● YOUR INSTRUCTIONS:
The line that contains "Output the text content of this document." and every line after it, down to the last one, must be restated word for word, with no pictures.

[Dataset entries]
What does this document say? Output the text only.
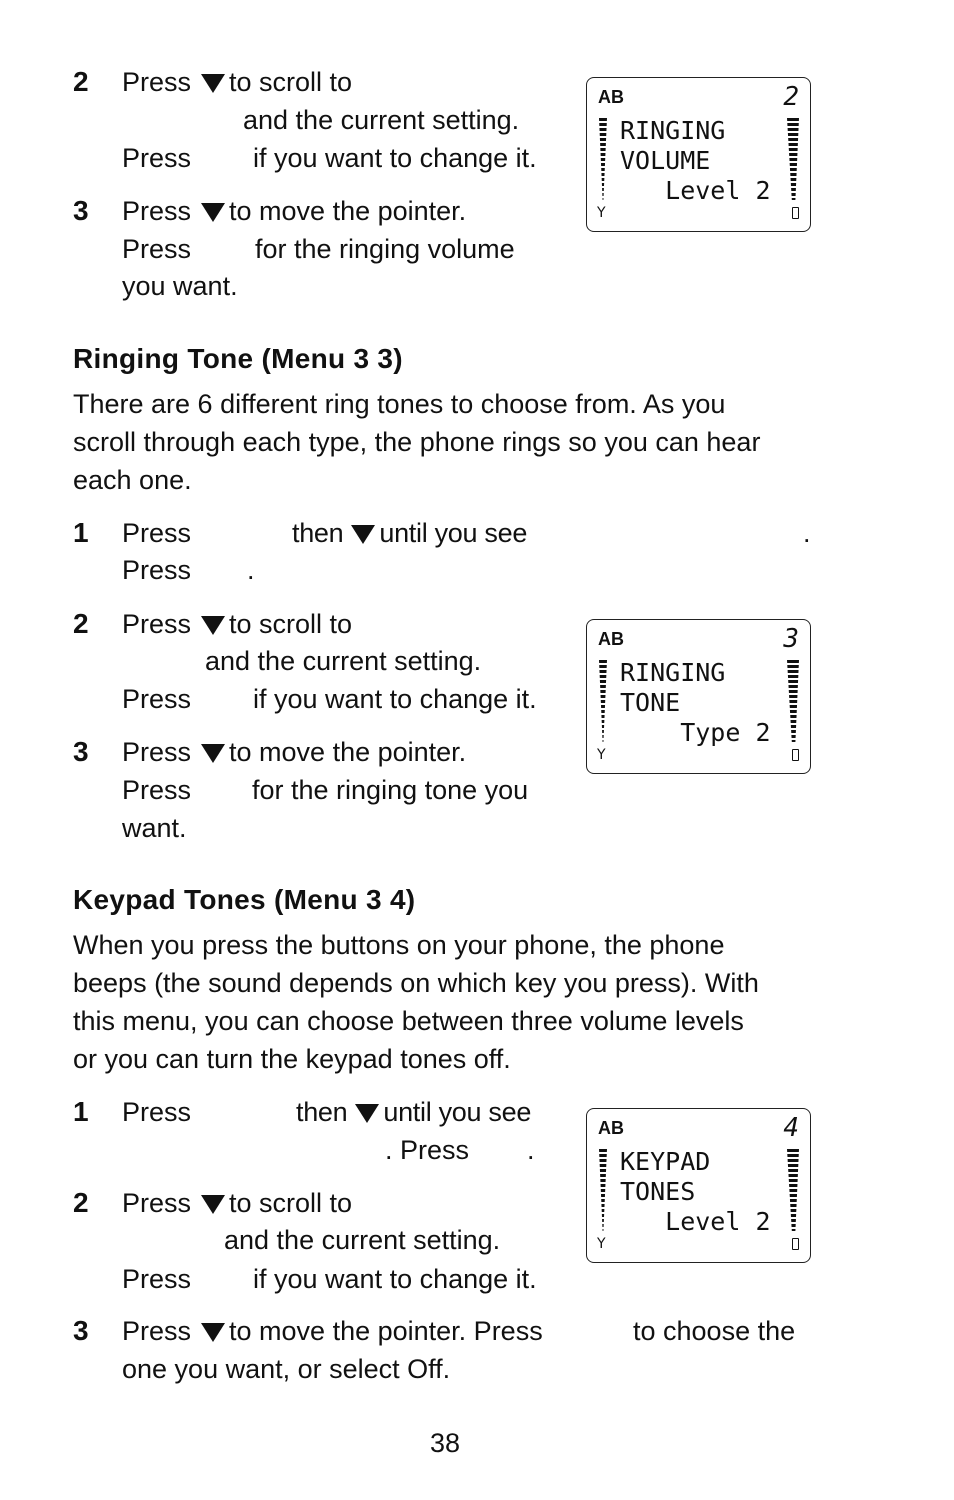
2 Press to scroll to
and the current setting.
Press if you want to change it.
3 Press to move the pointer.
Press for the ringing volume
you want.
AB	2
RINGING
VOLUME
Level 2
Y
Ringing Tone (Menu 3 3)
There are 6 different ring tones to choose from. As you
scroll through each type, the phone rings so you can hear
each one.
1 Press	then until you see	.
Press .
2 Press to scroll to
and the current setting.
Press if you want to change it.
3 Press to move the pointer.
Press for the ringing tone you
want.
AB	3
RINGING
TONE
Type 2
Y
Keypad Tones (Menu 3 4)
When you press the buttons on your phone, the phone
beeps (the sound depends on which key you press). With
this menu, you can choose between three volume levels
or you can turn the keypad tones off.
1 Press	then until you see
. Press .
2 Press to scroll to
and the current setting.
Press if you want to change it.
3 Press to move the pointer. Press	to choose the
one you want, or select Off.
AB	4
KEYPAD
TONES
Level 2
Y
38
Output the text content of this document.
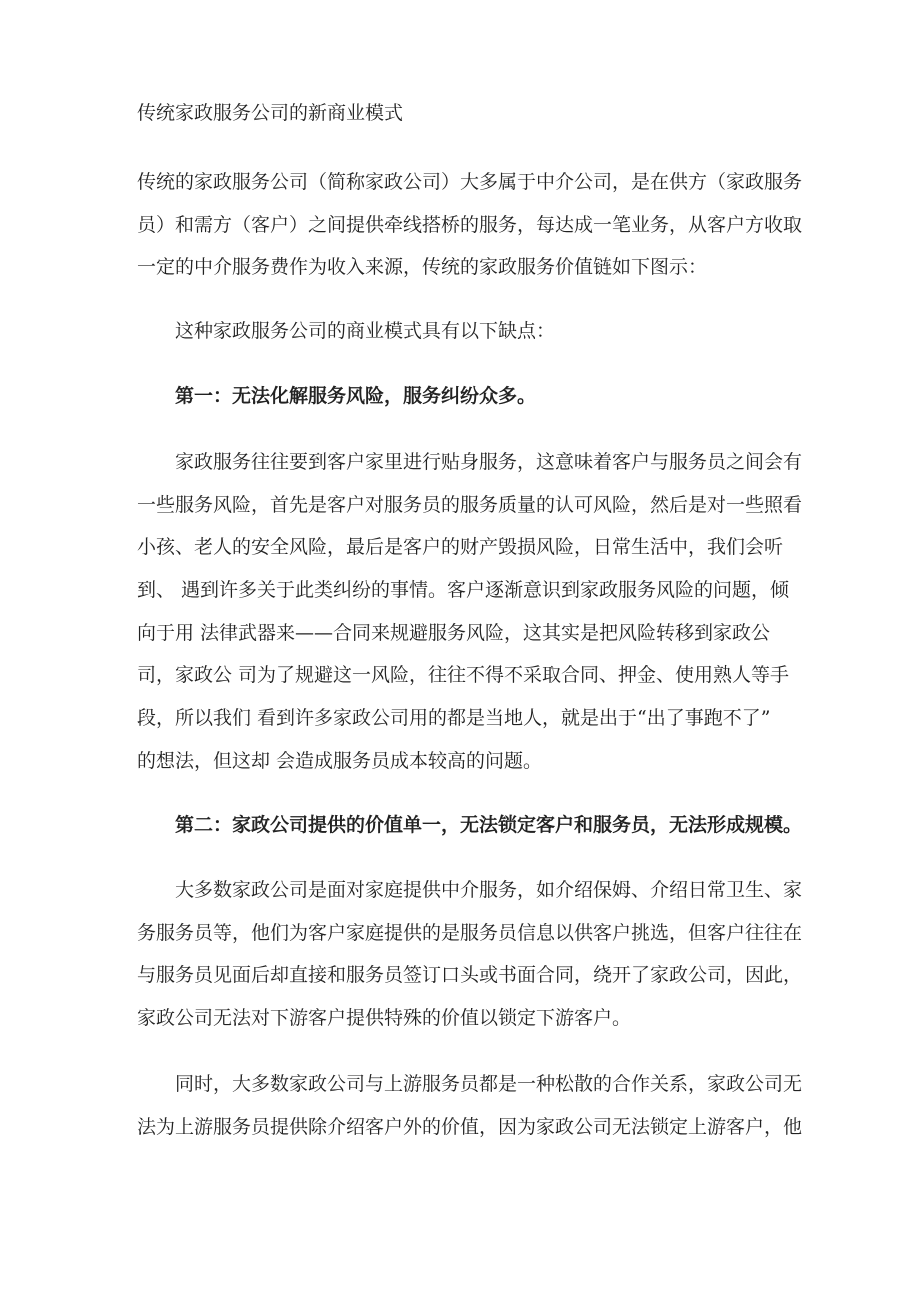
传统家政服务公司的新商业模式
传统的家政服务公司（简称家政公司）大多属于中介公司，是在供方（家政服务
员）和需方（客户）之间提供牵线搭桥的服务，每达成一笔业务，从客户方收取
一定的中介服务费作为收入来源，传统的家政服务价值链如下图示：
这种家政服务公司的商业模式具有以下缺点：
第一：无法化解服务风险，服务纠纷众多。
家政服务往往要到客户家里进行贴身服务，这意味着客户与服务员之间会有
一些服务风险，首先是客户对服务员的服务质量的认可风险，然后是对一些照看
小孩、老人的安全风险，最后是客户的财产毁损风险，日常生活中，我们会听
到、 遇到许多关于此类纠纷的事情。客户逐渐意识到家政服务风险的问题，倾
向于用 法律武器来——合同来规避服务风险，这其实是把风险转移到家政公
司，家政公 司为了规避这一风险，往往不得不采取合同、押金、使用熟人等手
段，所以我们 看到许多家政公司用的都是当地人，就是出于“出了事跑不了”
的想法，但这却 会造成服务员成本较高的问题。
第二：家政公司提供的价值单一，无法锁定客户和服务员，无法形成规模。
大多数家政公司是面对家庭提供中介服务，如介绍保姆、介绍日常卫生、家
务服务员等，他们为客户家庭提供的是服务员信息以供客户挑选，但客户往往在
与服务员见面后却直接和服务员签订口头或书面合同，绕开了家政公司，因此，
家政公司无法对下游客户提供特殊的价值以锁定下游客户。
同时，大多数家政公司与上游服务员都是一种松散的合作关系，家政公司无
法为上游服务员提供除介绍客户外的价值，因为家政公司无法锁定上游客户，他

● THE RESULT:
Output the text content of this document.
传统家政服务公司的新商业模式
传统的家政服务公司（简称家政公司）大多属于中介公司，是在供方（家政服务
员）和需方（客户）之间提供牵线搭桥的服务，每达成一笔业务，从客户方收取
一定的中介服务费作为收入来源，传统的家政服务价值链如下图示：
这种家政服务公司的商业模式具有以下缺点：
第一：无法化解服务风险，服务纠纷众多。
家政服务往往要到客户家里进行贴身服务，这意味着客户与服务员之间会有
一些服务风险，首先是客户对服务员的服务质量的认可风险，然后是对一些照看
小孩、老人的安全风险，最后是客户的财产毁损风险，日常生活中，我们会听
到、 遇到许多关于此类纠纷的事情。客户逐渐意识到家政服务风险的问题，倾
向于用 法律武器来——合同来规避服务风险，这其实是把风险转移到家政公
司，家政公 司为了规避这一风险，往往不得不采取合同、押金、使用熟人等手
段，所以我们 看到许多家政公司用的都是当地人，就是出于“出了事跑不了”
的想法，但这却 会造成服务员成本较高的问题。
第二：家政公司提供的价值单一，无法锁定客户和服务员，无法形成规模。
大多数家政公司是面对家庭提供中介服务，如介绍保姆、介绍日常卫生、家
务服务员等，他们为客户家庭提供的是服务员信息以供客户挑选，但客户往往在
与服务员见面后却直接和服务员签订口头或书面合同，绕开了家政公司，因此，
家政公司无法对下游客户提供特殊的价值以锁定下游客户。
同时，大多数家政公司与上游服务员都是一种松散的合作关系，家政公司无
法为上游服务员提供除介绍客户外的价值，因为家政公司无法锁定上游客户，他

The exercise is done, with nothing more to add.